--- Start of Excerpted records ---
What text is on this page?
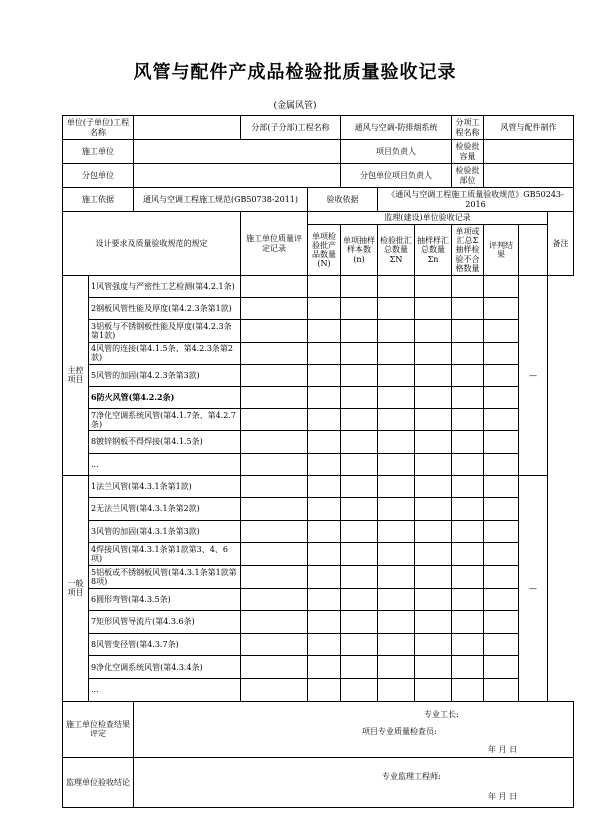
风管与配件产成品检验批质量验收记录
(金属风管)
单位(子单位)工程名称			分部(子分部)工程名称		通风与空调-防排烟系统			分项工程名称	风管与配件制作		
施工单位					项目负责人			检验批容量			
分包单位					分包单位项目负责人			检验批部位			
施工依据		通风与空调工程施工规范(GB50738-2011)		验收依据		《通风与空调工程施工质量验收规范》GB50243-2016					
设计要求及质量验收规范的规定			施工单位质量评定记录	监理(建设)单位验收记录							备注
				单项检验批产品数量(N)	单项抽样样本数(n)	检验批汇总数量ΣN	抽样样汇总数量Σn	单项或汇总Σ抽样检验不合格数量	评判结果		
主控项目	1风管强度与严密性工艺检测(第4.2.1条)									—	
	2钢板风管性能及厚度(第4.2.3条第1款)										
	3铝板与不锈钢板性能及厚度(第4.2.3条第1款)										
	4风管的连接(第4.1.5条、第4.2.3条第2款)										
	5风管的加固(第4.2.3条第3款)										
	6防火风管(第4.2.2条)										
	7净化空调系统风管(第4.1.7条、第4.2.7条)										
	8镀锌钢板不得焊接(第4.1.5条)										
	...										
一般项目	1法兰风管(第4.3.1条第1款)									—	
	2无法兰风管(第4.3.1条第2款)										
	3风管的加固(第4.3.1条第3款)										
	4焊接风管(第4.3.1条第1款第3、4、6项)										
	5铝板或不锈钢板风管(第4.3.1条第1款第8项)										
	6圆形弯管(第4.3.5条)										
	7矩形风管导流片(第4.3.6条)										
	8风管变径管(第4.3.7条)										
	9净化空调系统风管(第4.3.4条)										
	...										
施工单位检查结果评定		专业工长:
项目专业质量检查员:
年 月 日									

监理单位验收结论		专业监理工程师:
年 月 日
--- End of Excerpted records ---
--- Start of Excerpted records ---
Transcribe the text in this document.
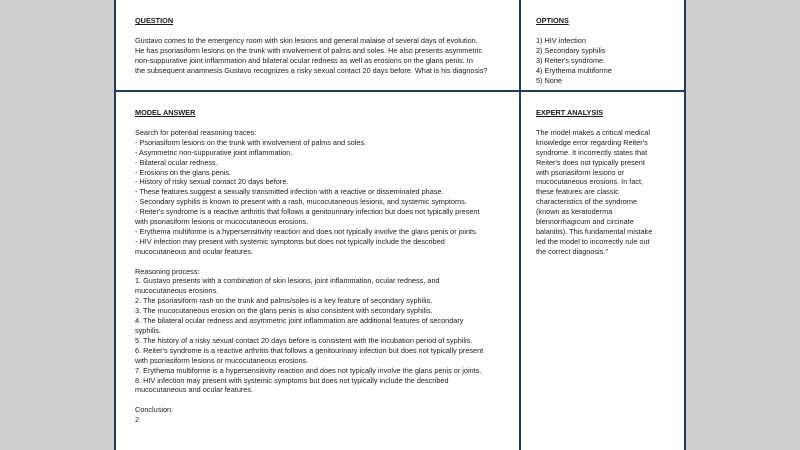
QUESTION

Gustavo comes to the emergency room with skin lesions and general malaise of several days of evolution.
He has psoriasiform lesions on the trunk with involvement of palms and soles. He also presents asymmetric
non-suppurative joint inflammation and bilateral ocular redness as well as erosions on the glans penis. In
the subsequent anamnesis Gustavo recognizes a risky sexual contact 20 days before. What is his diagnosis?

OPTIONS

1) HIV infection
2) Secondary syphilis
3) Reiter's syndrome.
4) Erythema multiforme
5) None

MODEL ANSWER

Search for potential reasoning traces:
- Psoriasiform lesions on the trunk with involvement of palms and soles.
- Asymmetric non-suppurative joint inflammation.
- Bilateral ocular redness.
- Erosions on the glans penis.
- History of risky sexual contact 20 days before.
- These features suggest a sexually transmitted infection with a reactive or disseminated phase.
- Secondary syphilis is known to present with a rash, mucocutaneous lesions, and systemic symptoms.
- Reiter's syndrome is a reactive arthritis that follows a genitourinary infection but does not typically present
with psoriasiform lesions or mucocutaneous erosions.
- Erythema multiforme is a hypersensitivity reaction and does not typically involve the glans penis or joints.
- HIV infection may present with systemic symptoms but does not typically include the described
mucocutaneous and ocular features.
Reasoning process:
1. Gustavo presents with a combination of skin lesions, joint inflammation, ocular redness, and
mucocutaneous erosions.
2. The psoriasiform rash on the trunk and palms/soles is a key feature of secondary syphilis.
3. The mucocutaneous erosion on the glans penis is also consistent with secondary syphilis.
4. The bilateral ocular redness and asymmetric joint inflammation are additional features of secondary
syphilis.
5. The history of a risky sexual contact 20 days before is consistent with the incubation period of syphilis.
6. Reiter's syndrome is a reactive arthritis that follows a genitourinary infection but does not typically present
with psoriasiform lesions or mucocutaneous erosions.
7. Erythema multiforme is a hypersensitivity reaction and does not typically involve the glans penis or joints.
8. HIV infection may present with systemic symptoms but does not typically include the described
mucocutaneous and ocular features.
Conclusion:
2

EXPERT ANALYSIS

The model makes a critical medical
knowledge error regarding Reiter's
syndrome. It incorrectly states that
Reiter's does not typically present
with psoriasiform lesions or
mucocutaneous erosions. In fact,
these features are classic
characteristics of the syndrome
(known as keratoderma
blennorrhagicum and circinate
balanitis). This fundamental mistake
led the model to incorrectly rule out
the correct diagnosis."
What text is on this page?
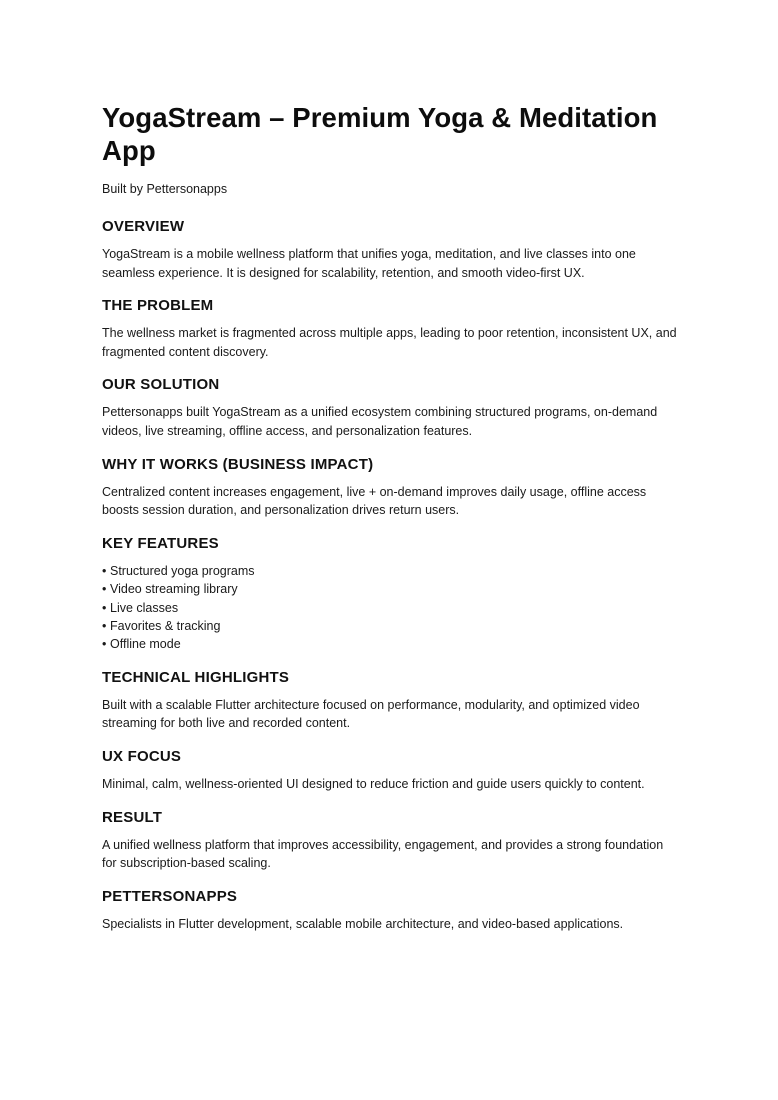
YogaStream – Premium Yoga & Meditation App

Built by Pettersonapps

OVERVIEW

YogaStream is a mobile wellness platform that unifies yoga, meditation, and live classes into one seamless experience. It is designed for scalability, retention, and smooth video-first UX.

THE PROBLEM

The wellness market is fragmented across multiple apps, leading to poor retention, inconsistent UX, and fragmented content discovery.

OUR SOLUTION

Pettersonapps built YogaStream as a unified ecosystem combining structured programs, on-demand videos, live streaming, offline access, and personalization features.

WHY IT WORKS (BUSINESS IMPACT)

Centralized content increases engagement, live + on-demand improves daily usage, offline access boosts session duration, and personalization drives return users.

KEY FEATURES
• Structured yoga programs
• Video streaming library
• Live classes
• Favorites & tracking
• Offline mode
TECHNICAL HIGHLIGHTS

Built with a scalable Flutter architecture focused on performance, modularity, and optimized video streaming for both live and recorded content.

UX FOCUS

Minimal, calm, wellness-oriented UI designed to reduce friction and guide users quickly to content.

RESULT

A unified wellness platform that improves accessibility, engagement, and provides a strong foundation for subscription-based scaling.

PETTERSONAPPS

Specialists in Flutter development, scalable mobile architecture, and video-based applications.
--- End of Excerpted records ---
Objective
Select and copy every line from the records that includes the word "before".

The result
the subsequent anamnesis Gustavo recognizes a risky sexual contact 20 days before. What is his diagnosis?
- History of risky sexual contact 20 days before.
5. The history of a risky sexual contact 20 days before is consistent with the incubation period of syphilis.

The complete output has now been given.